Problem description -> Reproduce the listing below without any change.

begin

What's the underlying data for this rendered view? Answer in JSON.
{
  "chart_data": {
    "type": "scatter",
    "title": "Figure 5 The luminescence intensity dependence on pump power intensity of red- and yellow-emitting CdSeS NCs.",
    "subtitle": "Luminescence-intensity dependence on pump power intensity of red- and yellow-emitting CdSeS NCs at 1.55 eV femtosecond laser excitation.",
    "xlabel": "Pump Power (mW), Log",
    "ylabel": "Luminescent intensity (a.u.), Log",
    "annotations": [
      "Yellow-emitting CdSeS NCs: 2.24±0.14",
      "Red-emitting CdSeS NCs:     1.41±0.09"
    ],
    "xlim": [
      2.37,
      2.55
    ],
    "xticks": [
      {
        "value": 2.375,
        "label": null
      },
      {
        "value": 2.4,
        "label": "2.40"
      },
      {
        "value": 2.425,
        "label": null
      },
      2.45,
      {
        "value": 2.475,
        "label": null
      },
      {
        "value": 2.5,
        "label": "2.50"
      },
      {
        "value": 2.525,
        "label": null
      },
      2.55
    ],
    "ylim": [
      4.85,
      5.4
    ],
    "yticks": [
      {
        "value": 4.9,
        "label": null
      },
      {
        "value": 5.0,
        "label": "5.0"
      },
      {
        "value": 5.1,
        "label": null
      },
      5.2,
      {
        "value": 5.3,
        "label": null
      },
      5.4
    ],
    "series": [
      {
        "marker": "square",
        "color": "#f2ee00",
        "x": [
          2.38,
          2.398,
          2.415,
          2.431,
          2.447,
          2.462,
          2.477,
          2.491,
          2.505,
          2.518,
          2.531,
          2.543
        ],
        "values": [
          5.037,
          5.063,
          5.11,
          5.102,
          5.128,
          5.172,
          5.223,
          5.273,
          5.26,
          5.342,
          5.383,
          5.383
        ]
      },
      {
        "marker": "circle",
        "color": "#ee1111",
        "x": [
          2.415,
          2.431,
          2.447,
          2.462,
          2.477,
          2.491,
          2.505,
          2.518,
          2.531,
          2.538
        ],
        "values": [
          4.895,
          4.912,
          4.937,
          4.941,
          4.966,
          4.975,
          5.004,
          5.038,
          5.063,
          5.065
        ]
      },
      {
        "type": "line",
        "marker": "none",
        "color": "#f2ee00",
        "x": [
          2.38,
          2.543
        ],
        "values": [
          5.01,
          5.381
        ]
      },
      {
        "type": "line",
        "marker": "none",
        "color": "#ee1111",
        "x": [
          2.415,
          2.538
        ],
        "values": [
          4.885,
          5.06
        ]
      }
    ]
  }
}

end

Exercise solution ->
What's the underlying data for this rendered view? Answer in JSON.
{
  "chart_data": {
    "type": "scatter",
    "title": "Figure 5 The luminescence intensity dependence on pump power intensity of red- and yellow-emitting CdSeS NCs.",
    "subtitle": "Luminescence-intensity dependence on pump power intensity of red- and yellow-emitting CdSeS NCs at 1.55 eV femtosecond laser excitation.",
    "xlabel": "Pump Power (mW), Log",
    "ylabel": "Luminescent intensity (a.u.), Log",
    "annotations": [
      "Yellow-emitting CdSeS NCs: 2.24±0.14",
      "Red-emitting CdSeS NCs:     1.41±0.09"
    ],
    "xlim": [
      2.37,
      2.55
    ],
    "xticks": [
      {
        "value": 2.375,
        "label": null
      },
      {
        "value": 2.4,
        "label": "2.40"
      },
      {
        "value": 2.425,
        "label": null
      },
      2.45,
      {
        "value": 2.475,
        "label": null
      },
      {
        "value": 2.5,
        "label": "2.50"
      },
      {
        "value": 2.525,
        "label": null
      },
      2.55
    ],
    "ylim": [
      4.85,
      5.4
    ],
    "yticks": [
      {
        "value": 4.9,
        "label": null
      },
      {
        "value": 5.0,
        "label": "5.0"
      },
      {
        "value": 5.1,
        "label": null
      },
      5.2,
      {
        "value": 5.3,
        "label": null
      },
      5.4
    ],
    "series": [
      {
        "marker": "square",
        "color": "#f2ee00",
        "x": [
          2.38,
          2.398,
          2.415,
          2.431,
          2.447,
          2.462,
          2.477,
          2.491,
          2.505,
          2.518,
          2.531,
          2.543
        ],
        "values": [
          5.037,
          5.063,
          5.11,
          5.102,
          5.128,
          5.172,
          5.223,
          5.273,
          5.26,
          5.342,
          5.383,
          5.383
        ]
      },
      {
        "marker": "circle",
        "color": "#ee1111",
        "x": [
          2.415,
          2.431,
          2.447,
          2.462,
          2.477,
          2.491,
          2.505,
          2.518,
          2.531,
          2.538
        ],
        "values": [
          4.895,
          4.912,
          4.937,
          4.941,
          4.966,
          4.975,
          5.004,
          5.038,
          5.063,
          5.065
        ]
      },
      {
        "type": "line",
        "marker": "none",
        "color": "#f2ee00",
        "x": [
          2.38,
          2.543
        ],
        "values": [
          5.01,
          5.381
        ]
      },
      {
        "type": "line",
        "marker": "none",
        "color": "#ee1111",
        "x": [
          2.415,
          2.538
        ],
        "values": [
          4.885,
          5.06
        ]
      }
    ]
  }
}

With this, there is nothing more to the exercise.